◆ **Task statement**
Extract each record and reproduce it exactly.
##############################
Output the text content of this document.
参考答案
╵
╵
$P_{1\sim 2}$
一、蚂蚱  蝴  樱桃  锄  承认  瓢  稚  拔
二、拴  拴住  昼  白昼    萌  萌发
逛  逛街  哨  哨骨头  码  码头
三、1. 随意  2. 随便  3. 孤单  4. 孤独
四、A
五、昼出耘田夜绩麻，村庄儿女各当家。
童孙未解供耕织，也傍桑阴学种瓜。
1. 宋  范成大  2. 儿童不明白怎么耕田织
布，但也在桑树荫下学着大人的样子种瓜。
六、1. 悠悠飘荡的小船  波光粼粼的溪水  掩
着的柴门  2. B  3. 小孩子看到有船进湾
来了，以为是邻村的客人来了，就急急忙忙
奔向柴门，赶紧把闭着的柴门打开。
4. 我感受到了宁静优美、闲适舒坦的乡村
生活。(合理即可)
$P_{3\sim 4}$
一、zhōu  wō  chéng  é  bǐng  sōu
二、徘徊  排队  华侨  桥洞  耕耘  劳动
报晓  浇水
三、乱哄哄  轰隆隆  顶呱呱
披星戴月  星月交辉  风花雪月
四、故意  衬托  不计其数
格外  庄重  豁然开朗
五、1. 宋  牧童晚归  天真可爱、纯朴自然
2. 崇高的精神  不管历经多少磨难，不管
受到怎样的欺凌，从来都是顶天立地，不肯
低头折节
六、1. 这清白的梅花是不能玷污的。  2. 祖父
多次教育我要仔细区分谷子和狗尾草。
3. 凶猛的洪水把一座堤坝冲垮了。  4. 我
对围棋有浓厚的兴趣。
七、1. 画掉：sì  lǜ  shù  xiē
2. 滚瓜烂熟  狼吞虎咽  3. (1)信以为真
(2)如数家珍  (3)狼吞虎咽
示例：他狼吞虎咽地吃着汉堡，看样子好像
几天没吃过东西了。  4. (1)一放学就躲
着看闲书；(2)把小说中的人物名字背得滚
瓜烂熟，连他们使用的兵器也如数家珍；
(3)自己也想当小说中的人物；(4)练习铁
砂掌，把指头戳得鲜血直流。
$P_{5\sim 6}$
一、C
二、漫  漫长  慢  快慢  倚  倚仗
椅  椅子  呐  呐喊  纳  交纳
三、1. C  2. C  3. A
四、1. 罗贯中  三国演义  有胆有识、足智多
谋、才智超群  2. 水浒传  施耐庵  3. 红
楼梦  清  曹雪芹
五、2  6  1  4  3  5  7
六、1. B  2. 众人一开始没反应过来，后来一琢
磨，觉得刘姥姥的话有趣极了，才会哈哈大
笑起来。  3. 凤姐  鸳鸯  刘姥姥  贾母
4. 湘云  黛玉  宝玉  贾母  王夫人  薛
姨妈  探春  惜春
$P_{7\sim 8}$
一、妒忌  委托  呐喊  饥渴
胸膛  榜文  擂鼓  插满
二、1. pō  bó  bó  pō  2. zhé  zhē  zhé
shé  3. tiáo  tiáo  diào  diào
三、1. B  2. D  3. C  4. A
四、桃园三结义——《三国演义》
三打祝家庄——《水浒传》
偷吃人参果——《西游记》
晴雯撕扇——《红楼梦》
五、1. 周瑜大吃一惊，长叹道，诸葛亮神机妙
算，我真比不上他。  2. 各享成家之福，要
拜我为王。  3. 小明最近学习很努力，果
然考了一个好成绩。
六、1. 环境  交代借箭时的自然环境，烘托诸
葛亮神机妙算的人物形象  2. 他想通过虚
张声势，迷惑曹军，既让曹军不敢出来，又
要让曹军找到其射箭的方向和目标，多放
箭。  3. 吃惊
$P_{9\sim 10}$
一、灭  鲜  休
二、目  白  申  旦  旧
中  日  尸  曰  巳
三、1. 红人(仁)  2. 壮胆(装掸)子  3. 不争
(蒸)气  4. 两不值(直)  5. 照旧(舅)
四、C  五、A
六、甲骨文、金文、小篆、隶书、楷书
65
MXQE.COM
##############################
◆ **The response**
Output the text content of this document.
参考答案
╵
╵
$P_{1\sim 2}$
一、蚂蚱  蝴  樱桃  锄  承认  瓢  稚  拔
二、拴  拴住  昼  白昼    萌  萌发
逛  逛街  哨  哨骨头  码  码头
三、1. 随意  2. 随便  3. 孤单  4. 孤独
四、A
五、昼出耘田夜绩麻，村庄儿女各当家。
童孙未解供耕织，也傍桑阴学种瓜。
1. 宋  范成大  2. 儿童不明白怎么耕田织
布，但也在桑树荫下学着大人的样子种瓜。
六、1. 悠悠飘荡的小船  波光粼粼的溪水  掩
着的柴门  2. B  3. 小孩子看到有船进湾
来了，以为是邻村的客人来了，就急急忙忙
奔向柴门，赶紧把闭着的柴门打开。
4. 我感受到了宁静优美、闲适舒坦的乡村
生活。(合理即可)
$P_{3\sim 4}$
一、zhōu  wō  chéng  é  bǐng  sōu
二、徘徊  排队  华侨  桥洞  耕耘  劳动
报晓  浇水
三、乱哄哄  轰隆隆  顶呱呱
披星戴月  星月交辉  风花雪月
四、故意  衬托  不计其数
格外  庄重  豁然开朗
五、1. 宋  牧童晚归  天真可爱、纯朴自然
2. 崇高的精神  不管历经多少磨难，不管
受到怎样的欺凌，从来都是顶天立地，不肯
低头折节
六、1. 这清白的梅花是不能玷污的。  2. 祖父
多次教育我要仔细区分谷子和狗尾草。
3. 凶猛的洪水把一座堤坝冲垮了。  4. 我
对围棋有浓厚的兴趣。
七、1. 画掉：sì  lǜ  shù  xiē
2. 滚瓜烂熟  狼吞虎咽  3. (1)信以为真
(2)如数家珍  (3)狼吞虎咽
示例：他狼吞虎咽地吃着汉堡，看样子好像
几天没吃过东西了。  4. (1)一放学就躲
着看闲书；(2)把小说中的人物名字背得滚
瓜烂熟，连他们使用的兵器也如数家珍；
(3)自己也想当小说中的人物；(4)练习铁
砂掌，把指头戳得鲜血直流。
$P_{5\sim 6}$
一、C
二、漫  漫长  慢  快慢  倚  倚仗
椅  椅子  呐  呐喊  纳  交纳
三、1. C  2. C  3. A
四、1. 罗贯中  三国演义  有胆有识、足智多
谋、才智超群  2. 水浒传  施耐庵  3. 红
楼梦  清  曹雪芹
五、2  6  1  4  3  5  7
六、1. B  2. 众人一开始没反应过来，后来一琢
磨，觉得刘姥姥的话有趣极了，才会哈哈大
笑起来。  3. 凤姐  鸳鸯  刘姥姥  贾母
4. 湘云  黛玉  宝玉  贾母  王夫人  薛
姨妈  探春  惜春
$P_{7\sim 8}$
一、妒忌  委托  呐喊  饥渴
胸膛  榜文  擂鼓  插满
二、1. pō  bó  bó  pō  2. zhé  zhē  zhé
shé  3. tiáo  tiáo  diào  diào
三、1. B  2. D  3. C  4. A
四、桃园三结义——《三国演义》
三打祝家庄——《水浒传》
偷吃人参果——《西游记》
晴雯撕扇——《红楼梦》
五、1. 周瑜大吃一惊，长叹道，诸葛亮神机妙
算，我真比不上他。  2. 各享成家之福，要
拜我为王。  3. 小明最近学习很努力，果
然考了一个好成绩。
六、1. 环境  交代借箭时的自然环境，烘托诸
葛亮神机妙算的人物形象  2. 他想通过虚
张声势，迷惑曹军，既让曹军不敢出来，又
要让曹军找到其射箭的方向和目标，多放
箭。  3. 吃惊
$P_{9\sim 10}$
一、灭  鲜  休
二、目  白  申  旦  旧
中  日  尸  曰  巳
三、1. 红人(仁)  2. 壮胆(装掸)子  3. 不争
(蒸)气  4. 两不值(直)  5. 照旧(舅)
四、C  五、A
六、甲骨文、金文、小篆、隶书、楷书
65
MXQE.COM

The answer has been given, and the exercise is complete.